>> start TASK DATA

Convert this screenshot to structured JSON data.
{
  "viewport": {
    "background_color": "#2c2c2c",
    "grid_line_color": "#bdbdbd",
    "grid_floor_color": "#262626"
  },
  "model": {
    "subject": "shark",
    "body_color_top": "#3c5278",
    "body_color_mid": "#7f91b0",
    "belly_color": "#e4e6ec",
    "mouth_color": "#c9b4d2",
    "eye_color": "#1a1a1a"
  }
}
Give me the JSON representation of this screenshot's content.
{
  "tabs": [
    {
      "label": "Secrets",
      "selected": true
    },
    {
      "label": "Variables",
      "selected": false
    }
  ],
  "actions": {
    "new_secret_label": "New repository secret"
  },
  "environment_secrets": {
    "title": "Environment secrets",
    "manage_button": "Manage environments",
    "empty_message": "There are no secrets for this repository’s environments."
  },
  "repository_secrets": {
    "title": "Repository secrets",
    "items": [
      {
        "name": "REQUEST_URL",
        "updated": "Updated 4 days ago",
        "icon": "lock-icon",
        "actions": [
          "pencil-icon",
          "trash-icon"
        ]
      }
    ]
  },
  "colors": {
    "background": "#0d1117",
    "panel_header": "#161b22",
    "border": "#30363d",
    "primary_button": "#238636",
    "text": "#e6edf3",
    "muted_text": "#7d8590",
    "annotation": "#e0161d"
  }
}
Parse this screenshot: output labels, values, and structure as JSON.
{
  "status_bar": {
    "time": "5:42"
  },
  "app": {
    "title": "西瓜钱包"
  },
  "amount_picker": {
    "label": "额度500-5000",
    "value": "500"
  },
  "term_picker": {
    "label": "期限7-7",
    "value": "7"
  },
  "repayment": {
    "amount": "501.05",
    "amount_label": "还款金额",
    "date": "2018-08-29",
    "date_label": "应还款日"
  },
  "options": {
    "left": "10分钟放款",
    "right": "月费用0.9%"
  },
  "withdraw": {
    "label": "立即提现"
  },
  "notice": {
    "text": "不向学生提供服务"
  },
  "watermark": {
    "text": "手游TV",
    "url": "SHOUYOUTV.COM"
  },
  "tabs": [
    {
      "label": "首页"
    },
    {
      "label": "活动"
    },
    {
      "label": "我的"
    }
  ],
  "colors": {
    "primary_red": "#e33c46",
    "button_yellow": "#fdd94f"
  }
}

>> end TASK DATA

WRITTEN TASK
Go through the records above and set each one down exactly, please.

EXERCISE OUTPUT
Convert this screenshot to structured JSON data.
{
  "viewport": {
    "background_color": "#2c2c2c",
    "grid_line_color": "#bdbdbd",
    "grid_floor_color": "#262626"
  },
  "model": {
    "subject": "shark",
    "body_color_top": "#3c5278",
    "body_color_mid": "#7f91b0",
    "belly_color": "#e4e6ec",
    "mouth_color": "#c9b4d2",
    "eye_color": "#1a1a1a"
  }
}
Give me the JSON representation of this screenshot's content.
{
  "tabs": [
    {
      "label": "Secrets",
      "selected": true
    },
    {
      "label": "Variables",
      "selected": false
    }
  ],
  "actions": {
    "new_secret_label": "New repository secret"
  },
  "environment_secrets": {
    "title": "Environment secrets",
    "manage_button": "Manage environments",
    "empty_message": "There are no secrets for this repository’s environments."
  },
  "repository_secrets": {
    "title": "Repository secrets",
    "items": [
      {
        "name": "REQUEST_URL",
        "updated": "Updated 4 days ago",
        "icon": "lock-icon",
        "actions": [
          "pencil-icon",
          "trash-icon"
        ]
      }
    ]
  },
  "colors": {
    "background": "#0d1117",
    "panel_header": "#161b22",
    "border": "#30363d",
    "primary_button": "#238636",
    "text": "#e6edf3",
    "muted_text": "#7d8590",
    "annotation": "#e0161d"
  }
}
Parse this screenshot: output labels, values, and structure as JSON.
{
  "status_bar": {
    "time": "5:42"
  },
  "app": {
    "title": "西瓜钱包"
  },
  "amount_picker": {
    "label": "额度500-5000",
    "value": "500"
  },
  "term_picker": {
    "label": "期限7-7",
    "value": "7"
  },
  "repayment": {
    "amount": "501.05",
    "amount_label": "还款金额",
    "date": "2018-08-29",
    "date_label": "应还款日"
  },
  "options": {
    "left": "10分钟放款",
    "right": "月费用0.9%"
  },
  "withdraw": {
    "label": "立即提现"
  },
  "notice": {
    "text": "不向学生提供服务"
  },
  "watermark": {
    "text": "手游TV",
    "url": "SHOUYOUTV.COM"
  },
  "tabs": [
    {
      "label": "首页"
    },
    {
      "label": "活动"
    },
    {
      "label": "我的"
    }
  ],
  "colors": {
    "primary_red": "#e33c46",
    "button_yellow": "#fdd94f"
  }
}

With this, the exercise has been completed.